--- begin ---

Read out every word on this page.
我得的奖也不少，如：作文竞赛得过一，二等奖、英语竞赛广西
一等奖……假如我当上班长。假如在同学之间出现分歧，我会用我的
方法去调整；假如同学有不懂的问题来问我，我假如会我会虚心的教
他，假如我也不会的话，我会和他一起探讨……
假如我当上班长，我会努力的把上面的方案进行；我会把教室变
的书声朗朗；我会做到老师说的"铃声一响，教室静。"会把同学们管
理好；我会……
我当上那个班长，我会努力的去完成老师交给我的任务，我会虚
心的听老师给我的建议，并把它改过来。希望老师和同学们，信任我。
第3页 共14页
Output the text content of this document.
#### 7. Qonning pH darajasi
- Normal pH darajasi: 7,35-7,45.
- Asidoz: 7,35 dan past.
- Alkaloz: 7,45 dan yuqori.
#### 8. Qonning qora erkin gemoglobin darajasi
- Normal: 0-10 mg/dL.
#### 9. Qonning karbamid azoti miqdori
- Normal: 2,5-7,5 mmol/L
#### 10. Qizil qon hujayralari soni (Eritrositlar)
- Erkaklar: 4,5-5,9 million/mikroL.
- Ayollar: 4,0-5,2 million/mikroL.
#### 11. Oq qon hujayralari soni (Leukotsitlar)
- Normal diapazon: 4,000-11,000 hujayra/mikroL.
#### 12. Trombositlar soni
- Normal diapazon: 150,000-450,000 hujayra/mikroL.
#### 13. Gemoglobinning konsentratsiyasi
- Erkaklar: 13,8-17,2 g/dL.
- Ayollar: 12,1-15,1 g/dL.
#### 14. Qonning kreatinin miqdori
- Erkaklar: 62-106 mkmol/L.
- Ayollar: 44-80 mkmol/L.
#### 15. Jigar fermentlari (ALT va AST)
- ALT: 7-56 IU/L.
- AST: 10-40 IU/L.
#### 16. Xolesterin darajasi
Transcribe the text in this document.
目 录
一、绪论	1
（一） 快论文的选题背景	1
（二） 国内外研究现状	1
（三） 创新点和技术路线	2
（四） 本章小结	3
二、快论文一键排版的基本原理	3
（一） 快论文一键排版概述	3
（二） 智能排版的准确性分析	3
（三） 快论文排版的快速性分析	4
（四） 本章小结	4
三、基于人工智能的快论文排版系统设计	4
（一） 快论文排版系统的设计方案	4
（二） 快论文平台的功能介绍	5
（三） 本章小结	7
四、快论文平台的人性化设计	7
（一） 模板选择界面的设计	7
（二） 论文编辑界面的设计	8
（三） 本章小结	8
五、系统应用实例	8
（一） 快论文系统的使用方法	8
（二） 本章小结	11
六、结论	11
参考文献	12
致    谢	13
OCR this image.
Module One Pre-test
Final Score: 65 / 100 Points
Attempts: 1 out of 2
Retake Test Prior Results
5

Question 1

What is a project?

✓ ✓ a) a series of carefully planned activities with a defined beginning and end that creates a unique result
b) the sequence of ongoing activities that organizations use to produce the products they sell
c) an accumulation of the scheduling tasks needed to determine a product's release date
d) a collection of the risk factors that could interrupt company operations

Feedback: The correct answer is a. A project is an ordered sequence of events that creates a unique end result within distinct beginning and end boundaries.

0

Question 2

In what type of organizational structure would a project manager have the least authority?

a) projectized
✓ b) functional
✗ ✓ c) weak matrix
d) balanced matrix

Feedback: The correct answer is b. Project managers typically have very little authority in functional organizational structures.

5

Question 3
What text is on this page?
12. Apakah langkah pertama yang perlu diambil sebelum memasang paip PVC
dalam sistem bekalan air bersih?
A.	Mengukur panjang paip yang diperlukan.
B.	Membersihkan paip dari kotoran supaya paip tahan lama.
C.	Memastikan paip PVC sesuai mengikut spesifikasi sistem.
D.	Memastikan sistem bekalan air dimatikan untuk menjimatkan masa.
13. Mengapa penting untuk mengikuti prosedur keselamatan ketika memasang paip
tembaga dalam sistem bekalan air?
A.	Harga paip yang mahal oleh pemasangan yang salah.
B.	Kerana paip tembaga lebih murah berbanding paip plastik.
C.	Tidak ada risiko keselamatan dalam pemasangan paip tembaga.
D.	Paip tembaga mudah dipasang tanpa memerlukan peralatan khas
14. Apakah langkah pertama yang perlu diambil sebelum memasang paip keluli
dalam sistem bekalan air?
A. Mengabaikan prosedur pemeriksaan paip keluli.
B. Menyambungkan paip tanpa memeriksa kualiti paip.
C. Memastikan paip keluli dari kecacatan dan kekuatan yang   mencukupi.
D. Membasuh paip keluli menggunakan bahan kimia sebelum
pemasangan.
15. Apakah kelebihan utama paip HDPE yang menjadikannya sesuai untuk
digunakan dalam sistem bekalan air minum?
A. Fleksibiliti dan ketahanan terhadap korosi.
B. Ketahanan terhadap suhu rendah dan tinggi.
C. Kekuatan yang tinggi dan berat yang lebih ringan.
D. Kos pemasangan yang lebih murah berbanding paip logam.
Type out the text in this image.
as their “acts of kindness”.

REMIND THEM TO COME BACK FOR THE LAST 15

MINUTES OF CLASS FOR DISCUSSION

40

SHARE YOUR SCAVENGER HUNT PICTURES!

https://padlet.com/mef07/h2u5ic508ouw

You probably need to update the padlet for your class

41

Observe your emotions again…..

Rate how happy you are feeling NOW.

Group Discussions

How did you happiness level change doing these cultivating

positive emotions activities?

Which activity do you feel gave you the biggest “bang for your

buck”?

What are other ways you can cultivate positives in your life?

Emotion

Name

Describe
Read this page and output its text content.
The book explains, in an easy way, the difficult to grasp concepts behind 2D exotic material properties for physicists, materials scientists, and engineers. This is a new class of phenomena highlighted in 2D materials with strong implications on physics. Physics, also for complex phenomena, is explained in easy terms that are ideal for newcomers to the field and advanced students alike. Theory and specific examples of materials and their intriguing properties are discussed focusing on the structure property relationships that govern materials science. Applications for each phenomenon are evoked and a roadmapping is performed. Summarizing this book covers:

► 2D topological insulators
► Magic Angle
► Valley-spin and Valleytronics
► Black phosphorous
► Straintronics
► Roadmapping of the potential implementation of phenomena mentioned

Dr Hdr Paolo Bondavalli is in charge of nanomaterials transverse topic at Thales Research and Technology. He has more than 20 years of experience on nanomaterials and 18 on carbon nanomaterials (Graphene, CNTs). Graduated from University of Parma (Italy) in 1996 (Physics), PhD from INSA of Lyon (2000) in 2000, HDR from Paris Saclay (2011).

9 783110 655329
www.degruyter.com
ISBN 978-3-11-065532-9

--- end ---

● **WHAT THE TASK ASKS**
Report all lines of the material that contain the word "memasang".

● **FULL ANSWER**
12. Apakah langkah pertama yang perlu diambil sebelum memasang paip PVC
13. Mengapa penting untuk mengikuti prosedur keselamatan ketika memasang paip
14. Apakah langkah pertama yang perlu diambil sebelum memasang paip keluli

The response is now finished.